[Saved entries]
* Begin *

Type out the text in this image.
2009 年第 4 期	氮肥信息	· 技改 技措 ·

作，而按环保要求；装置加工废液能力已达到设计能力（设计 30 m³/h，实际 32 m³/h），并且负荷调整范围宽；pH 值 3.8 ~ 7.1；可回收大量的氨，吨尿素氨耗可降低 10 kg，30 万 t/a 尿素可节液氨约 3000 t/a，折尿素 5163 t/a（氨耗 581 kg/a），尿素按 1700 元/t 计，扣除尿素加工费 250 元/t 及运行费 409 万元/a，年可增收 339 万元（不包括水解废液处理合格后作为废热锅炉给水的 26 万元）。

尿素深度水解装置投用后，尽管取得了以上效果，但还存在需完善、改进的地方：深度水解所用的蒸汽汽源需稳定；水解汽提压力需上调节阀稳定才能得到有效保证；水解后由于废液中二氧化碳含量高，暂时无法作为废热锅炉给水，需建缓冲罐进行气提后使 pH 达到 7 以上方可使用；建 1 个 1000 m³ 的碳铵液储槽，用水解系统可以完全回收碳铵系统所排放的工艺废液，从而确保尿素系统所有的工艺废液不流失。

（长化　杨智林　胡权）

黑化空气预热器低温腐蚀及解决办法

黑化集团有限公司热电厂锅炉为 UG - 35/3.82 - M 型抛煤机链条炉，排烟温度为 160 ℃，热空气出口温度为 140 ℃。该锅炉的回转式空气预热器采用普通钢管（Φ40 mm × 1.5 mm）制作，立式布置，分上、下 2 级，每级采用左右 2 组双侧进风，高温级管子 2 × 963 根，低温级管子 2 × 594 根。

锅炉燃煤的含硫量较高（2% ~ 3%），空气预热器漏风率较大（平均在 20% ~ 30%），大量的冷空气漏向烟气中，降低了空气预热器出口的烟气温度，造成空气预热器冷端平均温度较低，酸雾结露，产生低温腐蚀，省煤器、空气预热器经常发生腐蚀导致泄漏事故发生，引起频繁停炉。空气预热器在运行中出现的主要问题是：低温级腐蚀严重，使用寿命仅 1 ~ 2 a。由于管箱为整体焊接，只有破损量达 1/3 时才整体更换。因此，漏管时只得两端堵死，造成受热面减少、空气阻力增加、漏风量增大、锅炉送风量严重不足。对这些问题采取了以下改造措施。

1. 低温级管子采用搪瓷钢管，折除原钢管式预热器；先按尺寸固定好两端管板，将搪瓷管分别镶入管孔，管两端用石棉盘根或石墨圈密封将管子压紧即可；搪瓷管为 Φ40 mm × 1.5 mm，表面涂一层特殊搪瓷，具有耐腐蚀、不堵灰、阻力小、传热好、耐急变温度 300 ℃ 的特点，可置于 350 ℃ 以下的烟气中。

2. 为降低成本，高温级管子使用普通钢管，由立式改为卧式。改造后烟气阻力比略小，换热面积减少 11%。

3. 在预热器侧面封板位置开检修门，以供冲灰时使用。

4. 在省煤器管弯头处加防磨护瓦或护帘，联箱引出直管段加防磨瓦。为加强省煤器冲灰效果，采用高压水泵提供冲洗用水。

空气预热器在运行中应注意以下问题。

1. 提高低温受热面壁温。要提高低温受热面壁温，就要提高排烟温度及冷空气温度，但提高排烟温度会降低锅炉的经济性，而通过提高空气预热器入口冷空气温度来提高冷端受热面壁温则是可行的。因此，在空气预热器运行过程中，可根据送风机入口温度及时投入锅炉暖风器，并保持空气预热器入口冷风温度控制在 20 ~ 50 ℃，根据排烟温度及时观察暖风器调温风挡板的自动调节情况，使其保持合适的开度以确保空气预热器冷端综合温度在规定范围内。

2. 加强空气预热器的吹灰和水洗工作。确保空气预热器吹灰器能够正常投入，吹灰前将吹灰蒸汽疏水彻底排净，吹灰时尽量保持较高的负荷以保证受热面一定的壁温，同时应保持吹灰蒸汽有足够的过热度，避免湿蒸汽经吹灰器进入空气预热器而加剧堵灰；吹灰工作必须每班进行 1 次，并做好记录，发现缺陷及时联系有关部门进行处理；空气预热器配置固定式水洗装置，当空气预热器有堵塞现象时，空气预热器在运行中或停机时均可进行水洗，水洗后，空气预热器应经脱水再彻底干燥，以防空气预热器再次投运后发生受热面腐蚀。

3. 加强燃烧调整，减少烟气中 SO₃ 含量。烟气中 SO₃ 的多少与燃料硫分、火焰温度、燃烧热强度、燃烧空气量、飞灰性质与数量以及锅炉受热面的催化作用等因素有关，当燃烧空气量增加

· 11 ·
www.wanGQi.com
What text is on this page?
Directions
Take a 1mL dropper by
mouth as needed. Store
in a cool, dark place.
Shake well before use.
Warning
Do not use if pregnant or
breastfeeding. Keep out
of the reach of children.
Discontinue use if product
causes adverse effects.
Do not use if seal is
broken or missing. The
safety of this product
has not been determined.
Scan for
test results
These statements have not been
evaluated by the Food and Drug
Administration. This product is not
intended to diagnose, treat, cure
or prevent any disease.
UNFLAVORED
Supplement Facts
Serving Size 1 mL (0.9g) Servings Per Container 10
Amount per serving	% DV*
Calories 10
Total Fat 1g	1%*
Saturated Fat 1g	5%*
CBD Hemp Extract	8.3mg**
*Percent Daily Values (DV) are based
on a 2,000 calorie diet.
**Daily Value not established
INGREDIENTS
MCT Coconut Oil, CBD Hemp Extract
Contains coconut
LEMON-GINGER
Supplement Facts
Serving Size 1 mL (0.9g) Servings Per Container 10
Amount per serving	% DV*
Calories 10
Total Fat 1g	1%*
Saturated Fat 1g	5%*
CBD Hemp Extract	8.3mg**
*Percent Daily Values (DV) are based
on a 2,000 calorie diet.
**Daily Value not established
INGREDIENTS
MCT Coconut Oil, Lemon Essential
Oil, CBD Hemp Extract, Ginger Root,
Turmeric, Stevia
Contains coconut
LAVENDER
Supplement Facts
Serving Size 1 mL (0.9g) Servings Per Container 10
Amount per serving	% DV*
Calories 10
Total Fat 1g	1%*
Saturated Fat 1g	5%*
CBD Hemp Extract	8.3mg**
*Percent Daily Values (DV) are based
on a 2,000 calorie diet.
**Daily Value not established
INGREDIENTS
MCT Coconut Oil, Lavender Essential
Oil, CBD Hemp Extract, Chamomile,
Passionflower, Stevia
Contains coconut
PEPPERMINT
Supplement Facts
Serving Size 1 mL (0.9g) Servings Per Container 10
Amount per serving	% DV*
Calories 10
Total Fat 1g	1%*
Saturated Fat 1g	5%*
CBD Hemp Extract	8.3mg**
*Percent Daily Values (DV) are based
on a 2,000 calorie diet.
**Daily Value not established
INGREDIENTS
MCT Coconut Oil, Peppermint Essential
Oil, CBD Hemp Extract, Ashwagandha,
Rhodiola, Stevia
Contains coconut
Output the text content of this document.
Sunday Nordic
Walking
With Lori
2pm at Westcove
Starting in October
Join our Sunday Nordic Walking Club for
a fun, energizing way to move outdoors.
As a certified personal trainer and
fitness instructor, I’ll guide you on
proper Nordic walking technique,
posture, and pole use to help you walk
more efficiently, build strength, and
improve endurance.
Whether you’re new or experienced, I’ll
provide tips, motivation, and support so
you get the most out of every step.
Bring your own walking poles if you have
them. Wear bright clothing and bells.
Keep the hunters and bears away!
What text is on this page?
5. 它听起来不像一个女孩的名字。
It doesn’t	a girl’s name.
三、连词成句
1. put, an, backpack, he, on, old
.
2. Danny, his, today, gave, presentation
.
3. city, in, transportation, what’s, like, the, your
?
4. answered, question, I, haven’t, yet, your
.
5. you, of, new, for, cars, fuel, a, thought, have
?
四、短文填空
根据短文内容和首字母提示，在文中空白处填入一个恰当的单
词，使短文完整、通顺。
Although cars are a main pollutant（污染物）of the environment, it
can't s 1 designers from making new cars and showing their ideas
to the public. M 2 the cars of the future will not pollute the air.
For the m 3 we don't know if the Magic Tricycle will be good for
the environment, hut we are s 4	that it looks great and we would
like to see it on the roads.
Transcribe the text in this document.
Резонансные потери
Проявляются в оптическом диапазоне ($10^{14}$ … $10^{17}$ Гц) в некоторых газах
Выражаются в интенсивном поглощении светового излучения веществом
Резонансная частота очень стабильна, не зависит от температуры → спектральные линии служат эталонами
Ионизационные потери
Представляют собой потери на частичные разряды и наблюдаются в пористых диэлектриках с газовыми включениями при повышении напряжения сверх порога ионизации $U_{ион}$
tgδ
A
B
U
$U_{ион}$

* End *

* **DIRECTIONS FOR THIS TASK**
Above is a listing; report how many of its lines include the word "cars", giving the number only.

* **THE COMPLETED TASK**
4